:: Exercise instructions ::
Tally the lines in the listing below that contain "minimize" and report the tally alone.

........

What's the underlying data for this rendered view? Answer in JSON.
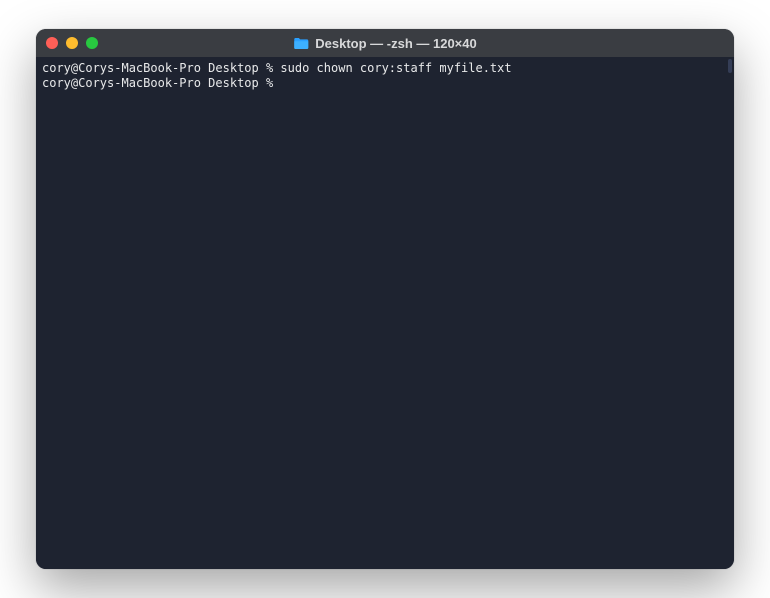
{
  "titlebar": {
    "title": "Desktop — -zsh — 120×40",
    "icon_name": "folder-icon"
  },
  "traffic_lights": {
    "close": "close",
    "minimize": "minimize",
    "maximize": "maximize"
  },
  "terminal": {
    "lines": [
      {
        "prompt": "cory@Corys-MacBook-Pro Desktop % ",
        "command": "sudo chown cory:staff myfile.txt"
      },
      {
        "prompt": "cory@Corys-MacBook-Pro Desktop % ",
        "command": ""
      }
    ]
  },
  "colors": {
    "terminal_bg": "#1e2330",
    "titlebar_bg": "#3a3d42",
    "text": "#e8e9ea",
    "close": "#ff5f57",
    "minimize": "#febc2e",
    "maximize": "#28c840",
    "folder": "#2aa0ff"
  }
}
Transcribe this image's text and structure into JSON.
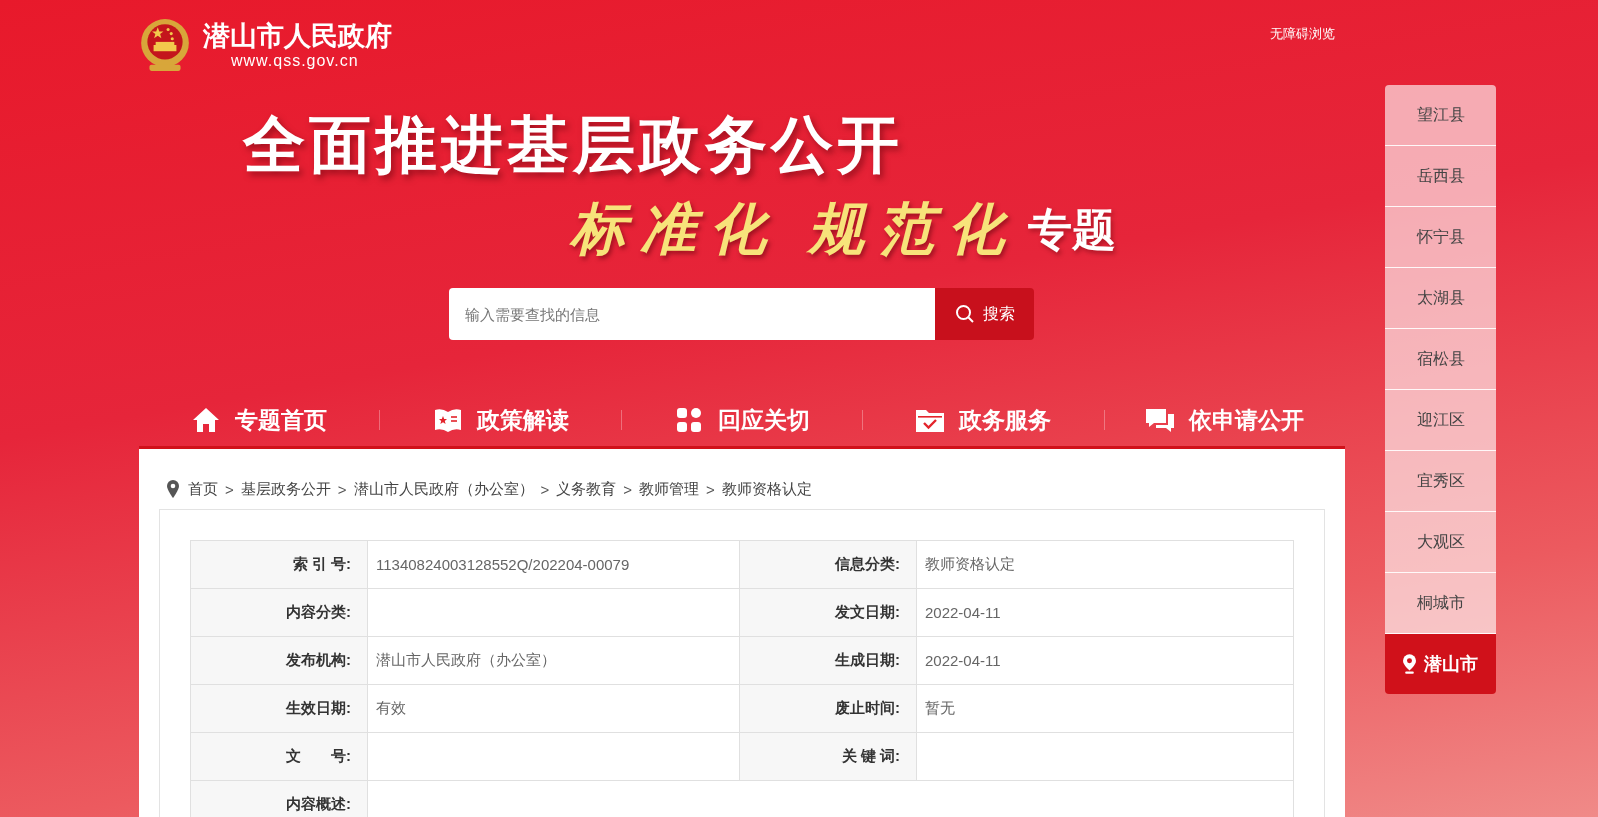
{
  "site": {
    "name": "潜山市人民政府",
    "url": "www.qss.gov.cn",
    "accessibility_link": "无障碍浏览"
  },
  "banner": {
    "title": "全面推进基层政务公开",
    "subtitle": "标准化 规范化",
    "subtitle_suffix": "专题"
  },
  "search": {
    "placeholder": "输入需要查找的信息",
    "button": "搜索"
  },
  "nav": [
    {
      "label": "专题首页",
      "kind": "home"
    },
    {
      "label": "政策解读",
      "kind": "book"
    },
    {
      "label": "回应关切",
      "kind": "grid"
    },
    {
      "label": "政务服务",
      "kind": "folder"
    },
    {
      "label": "依申请公开",
      "kind": "chat"
    }
  ],
  "breadcrumb": [
    {
      "kind": "link",
      "text": "首页"
    },
    {
      "kind": "separator",
      "text": ">"
    },
    {
      "kind": "link",
      "text": "基层政务公开"
    },
    {
      "kind": "separator",
      "text": ">"
    },
    {
      "kind": "link",
      "text": "潜山市人民政府（办公室）"
    },
    {
      "kind": "separator",
      "text": ">"
    },
    {
      "kind": "link",
      "text": "义务教育"
    },
    {
      "kind": "separator",
      "text": ">"
    },
    {
      "kind": "link",
      "text": "教师管理"
    },
    {
      "kind": "separator",
      "text": ">"
    },
    {
      "kind": "link",
      "text": "教师资格认定"
    }
  ],
  "info_table": [
    [
      {
        "label": "索 引 号:",
        "value": "11340824003128552Q/202204-00079"
      },
      {
        "label": "信息分类:",
        "value": "教师资格认定"
      }
    ],
    [
      {
        "label": "内容分类:"
      },
      {
        "label": "发文日期:",
        "value": "2022-04-11"
      }
    ],
    [
      {
        "label": "发布机构:",
        "value": "潜山市人民政府（办公室）"
      },
      {
        "label": "生成日期:",
        "value": "2022-04-11"
      }
    ],
    [
      {
        "label": "生效日期:",
        "value": "有效"
      },
      {
        "label": "废止时间:",
        "value": "暂无"
      }
    ],
    [
      {
        "label": "文　　号:"
      },
      {
        "label": "关 键 词:"
      }
    ],
    [
      {
        "label": "内容概述:"
      }
    ]
  ],
  "region_nav": [
    {
      "label": "望江县",
      "selected": false
    },
    {
      "label": "岳西县",
      "selected": false
    },
    {
      "label": "怀宁县",
      "selected": false
    },
    {
      "label": "太湖县",
      "selected": false
    },
    {
      "label": "宿松县",
      "selected": false
    },
    {
      "label": "迎江区",
      "selected": false
    },
    {
      "label": "宜秀区",
      "selected": false
    },
    {
      "label": "大观区",
      "selected": false
    },
    {
      "label": "桐城市",
      "selected": false
    },
    {
      "label": "潜山市",
      "selected": true
    }
  ]
}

........

:: Response ::
2